>> BEGIN PROVIDED DATA
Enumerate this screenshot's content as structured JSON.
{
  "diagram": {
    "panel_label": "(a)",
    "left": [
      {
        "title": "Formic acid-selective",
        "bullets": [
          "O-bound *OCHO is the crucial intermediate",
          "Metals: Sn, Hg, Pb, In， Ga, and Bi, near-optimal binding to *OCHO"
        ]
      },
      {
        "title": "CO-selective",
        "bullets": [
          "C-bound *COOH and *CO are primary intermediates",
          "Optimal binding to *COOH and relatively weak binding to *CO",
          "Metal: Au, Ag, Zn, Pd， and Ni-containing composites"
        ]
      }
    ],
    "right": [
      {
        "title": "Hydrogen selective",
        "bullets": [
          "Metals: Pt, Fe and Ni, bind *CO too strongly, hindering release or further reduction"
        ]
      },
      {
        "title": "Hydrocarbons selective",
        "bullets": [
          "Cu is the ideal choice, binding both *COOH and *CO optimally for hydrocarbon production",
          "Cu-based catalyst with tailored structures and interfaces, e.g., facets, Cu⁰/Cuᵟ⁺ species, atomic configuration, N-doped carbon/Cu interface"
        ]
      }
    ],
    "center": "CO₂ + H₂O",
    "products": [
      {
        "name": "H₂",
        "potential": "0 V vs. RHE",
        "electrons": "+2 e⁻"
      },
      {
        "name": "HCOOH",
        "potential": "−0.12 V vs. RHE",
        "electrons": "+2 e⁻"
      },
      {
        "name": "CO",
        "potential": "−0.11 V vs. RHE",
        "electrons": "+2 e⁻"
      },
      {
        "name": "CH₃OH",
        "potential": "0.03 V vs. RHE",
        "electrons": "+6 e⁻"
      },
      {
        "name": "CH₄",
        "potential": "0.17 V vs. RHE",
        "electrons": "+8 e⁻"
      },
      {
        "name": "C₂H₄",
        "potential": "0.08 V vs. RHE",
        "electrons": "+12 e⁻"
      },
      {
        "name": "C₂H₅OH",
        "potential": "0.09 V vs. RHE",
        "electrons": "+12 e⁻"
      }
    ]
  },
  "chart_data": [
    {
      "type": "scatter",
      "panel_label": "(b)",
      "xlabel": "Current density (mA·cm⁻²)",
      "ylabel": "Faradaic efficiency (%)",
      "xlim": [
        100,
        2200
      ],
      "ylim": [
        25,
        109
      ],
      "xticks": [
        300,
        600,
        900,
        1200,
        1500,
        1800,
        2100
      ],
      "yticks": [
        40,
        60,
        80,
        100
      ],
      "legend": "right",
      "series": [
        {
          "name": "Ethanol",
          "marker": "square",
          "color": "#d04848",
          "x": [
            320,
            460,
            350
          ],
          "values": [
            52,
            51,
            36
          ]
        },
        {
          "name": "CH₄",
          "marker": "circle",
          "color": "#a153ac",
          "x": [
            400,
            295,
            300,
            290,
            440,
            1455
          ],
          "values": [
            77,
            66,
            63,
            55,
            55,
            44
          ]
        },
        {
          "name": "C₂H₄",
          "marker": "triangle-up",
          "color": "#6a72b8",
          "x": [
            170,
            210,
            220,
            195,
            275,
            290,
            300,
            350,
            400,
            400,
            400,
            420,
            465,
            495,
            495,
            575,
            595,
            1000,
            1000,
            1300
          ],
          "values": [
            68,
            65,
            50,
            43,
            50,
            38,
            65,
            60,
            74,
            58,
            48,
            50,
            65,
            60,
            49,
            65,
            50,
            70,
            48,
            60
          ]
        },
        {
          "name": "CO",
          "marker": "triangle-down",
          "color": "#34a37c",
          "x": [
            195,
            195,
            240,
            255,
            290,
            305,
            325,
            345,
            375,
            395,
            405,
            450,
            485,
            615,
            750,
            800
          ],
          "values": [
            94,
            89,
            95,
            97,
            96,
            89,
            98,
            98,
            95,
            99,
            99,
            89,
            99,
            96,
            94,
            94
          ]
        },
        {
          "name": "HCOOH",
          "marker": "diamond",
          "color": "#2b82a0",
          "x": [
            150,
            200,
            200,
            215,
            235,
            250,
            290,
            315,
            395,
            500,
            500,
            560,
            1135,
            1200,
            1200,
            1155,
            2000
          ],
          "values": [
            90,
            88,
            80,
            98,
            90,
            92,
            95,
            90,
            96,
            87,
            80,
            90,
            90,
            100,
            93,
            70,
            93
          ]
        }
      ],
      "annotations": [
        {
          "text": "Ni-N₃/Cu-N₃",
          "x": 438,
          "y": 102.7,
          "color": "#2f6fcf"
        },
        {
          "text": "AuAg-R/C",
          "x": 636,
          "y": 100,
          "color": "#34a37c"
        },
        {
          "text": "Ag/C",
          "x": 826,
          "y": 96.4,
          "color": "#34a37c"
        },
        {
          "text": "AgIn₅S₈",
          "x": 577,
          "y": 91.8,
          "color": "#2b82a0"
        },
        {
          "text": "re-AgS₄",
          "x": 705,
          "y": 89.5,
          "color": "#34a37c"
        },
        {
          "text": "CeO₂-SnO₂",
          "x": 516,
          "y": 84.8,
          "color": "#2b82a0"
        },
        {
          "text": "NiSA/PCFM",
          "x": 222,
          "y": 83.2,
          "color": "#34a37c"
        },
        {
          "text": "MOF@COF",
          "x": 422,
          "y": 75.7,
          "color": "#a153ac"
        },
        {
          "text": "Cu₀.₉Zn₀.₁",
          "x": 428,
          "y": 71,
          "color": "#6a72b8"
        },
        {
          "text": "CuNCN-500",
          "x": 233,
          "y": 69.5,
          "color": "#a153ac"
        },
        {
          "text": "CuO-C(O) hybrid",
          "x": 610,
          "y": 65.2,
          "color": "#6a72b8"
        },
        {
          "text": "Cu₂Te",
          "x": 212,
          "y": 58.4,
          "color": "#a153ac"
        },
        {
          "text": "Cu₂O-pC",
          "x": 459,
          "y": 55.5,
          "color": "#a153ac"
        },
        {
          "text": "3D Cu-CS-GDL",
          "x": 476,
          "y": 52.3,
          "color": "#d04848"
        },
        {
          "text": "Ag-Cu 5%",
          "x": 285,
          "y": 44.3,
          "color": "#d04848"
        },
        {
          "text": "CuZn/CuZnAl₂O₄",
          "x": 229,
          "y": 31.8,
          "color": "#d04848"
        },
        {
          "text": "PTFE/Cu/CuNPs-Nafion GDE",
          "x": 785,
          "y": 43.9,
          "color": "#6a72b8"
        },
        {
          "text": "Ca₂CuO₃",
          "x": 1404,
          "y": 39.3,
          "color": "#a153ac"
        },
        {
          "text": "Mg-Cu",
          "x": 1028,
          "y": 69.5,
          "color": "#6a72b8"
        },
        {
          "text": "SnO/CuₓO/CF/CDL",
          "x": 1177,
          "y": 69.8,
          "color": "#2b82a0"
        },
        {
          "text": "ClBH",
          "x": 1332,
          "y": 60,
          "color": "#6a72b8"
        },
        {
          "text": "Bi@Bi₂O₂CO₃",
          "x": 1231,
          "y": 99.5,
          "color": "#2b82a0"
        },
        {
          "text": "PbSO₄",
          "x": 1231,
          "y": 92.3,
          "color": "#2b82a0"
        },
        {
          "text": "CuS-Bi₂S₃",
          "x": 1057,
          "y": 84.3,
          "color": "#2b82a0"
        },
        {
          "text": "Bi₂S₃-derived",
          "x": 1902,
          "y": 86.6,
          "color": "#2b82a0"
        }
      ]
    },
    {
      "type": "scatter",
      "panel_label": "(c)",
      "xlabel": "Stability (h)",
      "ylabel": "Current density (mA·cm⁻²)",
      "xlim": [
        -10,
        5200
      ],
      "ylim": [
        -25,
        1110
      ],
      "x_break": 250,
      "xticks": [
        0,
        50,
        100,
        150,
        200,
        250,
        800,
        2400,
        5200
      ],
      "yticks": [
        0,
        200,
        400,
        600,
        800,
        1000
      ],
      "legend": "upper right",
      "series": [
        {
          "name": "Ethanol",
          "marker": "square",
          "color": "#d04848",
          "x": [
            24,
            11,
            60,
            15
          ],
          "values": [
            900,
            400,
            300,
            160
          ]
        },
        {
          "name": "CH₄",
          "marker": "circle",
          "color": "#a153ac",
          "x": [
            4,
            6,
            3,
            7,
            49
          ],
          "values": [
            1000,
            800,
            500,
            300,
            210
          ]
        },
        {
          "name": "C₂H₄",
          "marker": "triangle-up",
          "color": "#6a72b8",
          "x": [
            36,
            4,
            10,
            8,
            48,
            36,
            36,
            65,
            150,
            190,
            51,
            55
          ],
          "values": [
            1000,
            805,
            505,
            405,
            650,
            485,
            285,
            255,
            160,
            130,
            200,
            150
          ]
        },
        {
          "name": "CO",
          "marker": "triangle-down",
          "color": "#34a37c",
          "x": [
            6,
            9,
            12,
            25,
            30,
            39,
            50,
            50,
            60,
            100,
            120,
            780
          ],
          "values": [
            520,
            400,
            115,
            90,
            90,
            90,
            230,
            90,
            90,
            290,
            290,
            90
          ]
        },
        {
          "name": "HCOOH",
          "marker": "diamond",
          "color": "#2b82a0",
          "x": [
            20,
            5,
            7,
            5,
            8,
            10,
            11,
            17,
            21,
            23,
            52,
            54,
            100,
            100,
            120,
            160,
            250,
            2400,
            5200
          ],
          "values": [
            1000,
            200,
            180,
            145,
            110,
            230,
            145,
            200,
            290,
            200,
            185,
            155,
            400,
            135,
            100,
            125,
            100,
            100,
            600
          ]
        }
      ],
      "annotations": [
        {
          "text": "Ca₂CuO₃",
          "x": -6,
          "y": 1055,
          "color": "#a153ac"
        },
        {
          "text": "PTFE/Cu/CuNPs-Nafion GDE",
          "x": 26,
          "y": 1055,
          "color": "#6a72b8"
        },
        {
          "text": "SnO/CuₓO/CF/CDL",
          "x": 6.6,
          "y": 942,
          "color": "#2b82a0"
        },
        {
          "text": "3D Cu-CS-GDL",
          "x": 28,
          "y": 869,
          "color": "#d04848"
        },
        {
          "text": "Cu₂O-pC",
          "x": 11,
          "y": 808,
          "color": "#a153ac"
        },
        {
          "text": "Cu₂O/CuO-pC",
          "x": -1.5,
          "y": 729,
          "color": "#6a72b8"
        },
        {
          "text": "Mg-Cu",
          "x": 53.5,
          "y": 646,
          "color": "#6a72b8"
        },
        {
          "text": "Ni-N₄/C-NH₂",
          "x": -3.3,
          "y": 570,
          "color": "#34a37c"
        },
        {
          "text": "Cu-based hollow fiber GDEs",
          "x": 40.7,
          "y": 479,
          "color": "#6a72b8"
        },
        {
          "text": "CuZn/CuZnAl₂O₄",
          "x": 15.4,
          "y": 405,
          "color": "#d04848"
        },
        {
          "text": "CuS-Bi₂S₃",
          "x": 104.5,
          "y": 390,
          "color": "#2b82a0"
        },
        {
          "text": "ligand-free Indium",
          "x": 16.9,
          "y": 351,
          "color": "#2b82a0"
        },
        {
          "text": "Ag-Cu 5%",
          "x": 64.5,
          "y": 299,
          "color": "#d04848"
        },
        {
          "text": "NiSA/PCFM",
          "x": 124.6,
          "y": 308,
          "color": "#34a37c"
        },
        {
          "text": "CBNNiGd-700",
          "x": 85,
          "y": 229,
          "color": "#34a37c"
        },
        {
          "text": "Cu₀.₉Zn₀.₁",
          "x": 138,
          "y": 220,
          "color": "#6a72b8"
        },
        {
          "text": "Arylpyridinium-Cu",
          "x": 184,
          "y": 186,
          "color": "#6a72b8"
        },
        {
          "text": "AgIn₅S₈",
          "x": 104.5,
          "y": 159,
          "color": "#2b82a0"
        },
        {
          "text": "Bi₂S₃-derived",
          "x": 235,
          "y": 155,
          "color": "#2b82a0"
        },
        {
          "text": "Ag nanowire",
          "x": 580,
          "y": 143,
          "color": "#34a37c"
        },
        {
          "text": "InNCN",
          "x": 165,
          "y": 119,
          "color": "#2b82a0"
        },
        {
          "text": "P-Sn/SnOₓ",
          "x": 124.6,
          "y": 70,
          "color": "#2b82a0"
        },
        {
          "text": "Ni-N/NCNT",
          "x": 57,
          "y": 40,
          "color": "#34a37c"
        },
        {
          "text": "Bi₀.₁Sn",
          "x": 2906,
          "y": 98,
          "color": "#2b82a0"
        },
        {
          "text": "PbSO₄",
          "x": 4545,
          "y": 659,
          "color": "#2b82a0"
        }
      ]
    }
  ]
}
>> END PROVIDED DATA
■ GOAL ■
Report every line containing the word "right" from the listing above.

■ WRITTEN ANSWER ■
    "right": [
      "legend": "right",
      "legend": "upper right",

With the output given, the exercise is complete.